> **Problem to work on**: In the entries below, find every line with "Disk" and copy it.

> **Records provided**:
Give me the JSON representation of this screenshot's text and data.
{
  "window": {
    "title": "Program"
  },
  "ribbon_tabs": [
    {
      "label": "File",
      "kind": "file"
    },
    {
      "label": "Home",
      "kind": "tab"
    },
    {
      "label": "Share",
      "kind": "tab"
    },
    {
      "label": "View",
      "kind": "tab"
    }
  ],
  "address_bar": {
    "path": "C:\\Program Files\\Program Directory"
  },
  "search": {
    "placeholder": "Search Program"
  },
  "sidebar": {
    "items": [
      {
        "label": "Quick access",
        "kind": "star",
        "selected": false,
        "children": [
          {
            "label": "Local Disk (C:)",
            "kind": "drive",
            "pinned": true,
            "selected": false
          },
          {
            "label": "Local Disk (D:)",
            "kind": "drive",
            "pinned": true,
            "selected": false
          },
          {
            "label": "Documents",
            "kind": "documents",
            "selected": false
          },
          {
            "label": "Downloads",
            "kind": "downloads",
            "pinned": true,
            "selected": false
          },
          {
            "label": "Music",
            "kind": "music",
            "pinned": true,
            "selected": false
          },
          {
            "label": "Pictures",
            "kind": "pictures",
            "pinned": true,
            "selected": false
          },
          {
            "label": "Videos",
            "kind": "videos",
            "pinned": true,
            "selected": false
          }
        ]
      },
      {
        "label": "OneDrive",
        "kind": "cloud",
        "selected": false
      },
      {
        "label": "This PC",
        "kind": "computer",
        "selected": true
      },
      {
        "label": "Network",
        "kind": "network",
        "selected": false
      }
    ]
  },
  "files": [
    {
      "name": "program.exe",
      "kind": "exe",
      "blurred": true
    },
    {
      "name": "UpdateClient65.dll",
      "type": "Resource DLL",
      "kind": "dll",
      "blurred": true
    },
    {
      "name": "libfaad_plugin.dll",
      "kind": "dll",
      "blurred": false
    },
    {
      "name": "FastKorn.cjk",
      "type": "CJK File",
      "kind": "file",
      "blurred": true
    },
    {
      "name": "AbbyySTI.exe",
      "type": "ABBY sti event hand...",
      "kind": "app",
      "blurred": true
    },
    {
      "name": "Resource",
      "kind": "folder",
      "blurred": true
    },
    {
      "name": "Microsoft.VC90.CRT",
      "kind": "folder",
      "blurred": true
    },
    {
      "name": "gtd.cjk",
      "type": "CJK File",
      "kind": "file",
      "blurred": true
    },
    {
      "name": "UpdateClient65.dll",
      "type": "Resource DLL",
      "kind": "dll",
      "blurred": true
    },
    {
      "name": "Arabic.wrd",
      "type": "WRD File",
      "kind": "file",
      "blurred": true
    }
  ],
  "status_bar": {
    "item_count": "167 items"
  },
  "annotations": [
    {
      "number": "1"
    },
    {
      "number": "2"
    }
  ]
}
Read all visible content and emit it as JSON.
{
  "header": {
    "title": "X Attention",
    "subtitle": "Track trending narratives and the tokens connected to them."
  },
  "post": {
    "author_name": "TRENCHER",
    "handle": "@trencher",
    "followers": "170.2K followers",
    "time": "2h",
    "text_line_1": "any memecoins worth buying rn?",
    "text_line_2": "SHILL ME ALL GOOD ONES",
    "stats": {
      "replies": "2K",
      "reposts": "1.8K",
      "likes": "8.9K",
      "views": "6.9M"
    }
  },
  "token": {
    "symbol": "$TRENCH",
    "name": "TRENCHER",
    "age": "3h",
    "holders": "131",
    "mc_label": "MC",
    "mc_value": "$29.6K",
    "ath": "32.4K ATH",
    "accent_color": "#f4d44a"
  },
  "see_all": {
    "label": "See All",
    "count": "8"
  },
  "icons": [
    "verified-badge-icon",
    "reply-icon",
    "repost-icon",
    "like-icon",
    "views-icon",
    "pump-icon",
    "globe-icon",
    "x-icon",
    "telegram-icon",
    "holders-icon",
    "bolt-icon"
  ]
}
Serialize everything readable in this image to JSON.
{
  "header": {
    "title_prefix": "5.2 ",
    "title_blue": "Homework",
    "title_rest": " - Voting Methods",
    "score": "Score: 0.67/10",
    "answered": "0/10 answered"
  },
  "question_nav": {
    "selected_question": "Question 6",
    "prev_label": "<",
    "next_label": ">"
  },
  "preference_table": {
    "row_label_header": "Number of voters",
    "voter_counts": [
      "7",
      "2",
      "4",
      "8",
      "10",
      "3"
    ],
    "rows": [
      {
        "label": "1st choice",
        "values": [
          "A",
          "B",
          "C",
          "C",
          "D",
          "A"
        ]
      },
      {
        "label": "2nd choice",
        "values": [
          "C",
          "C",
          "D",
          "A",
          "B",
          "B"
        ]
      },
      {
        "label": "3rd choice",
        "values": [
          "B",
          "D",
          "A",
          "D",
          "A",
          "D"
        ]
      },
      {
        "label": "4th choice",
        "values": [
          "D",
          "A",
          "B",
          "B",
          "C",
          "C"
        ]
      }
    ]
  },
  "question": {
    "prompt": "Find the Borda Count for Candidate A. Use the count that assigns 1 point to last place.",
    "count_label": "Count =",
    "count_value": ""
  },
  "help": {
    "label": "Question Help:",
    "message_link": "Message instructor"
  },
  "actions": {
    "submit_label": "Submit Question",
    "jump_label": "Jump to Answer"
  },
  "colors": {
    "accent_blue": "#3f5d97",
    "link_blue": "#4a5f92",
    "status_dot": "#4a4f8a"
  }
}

> **Expected output**:
            "label": "Local Disk (C:)",
            "label": "Local Disk (D:)",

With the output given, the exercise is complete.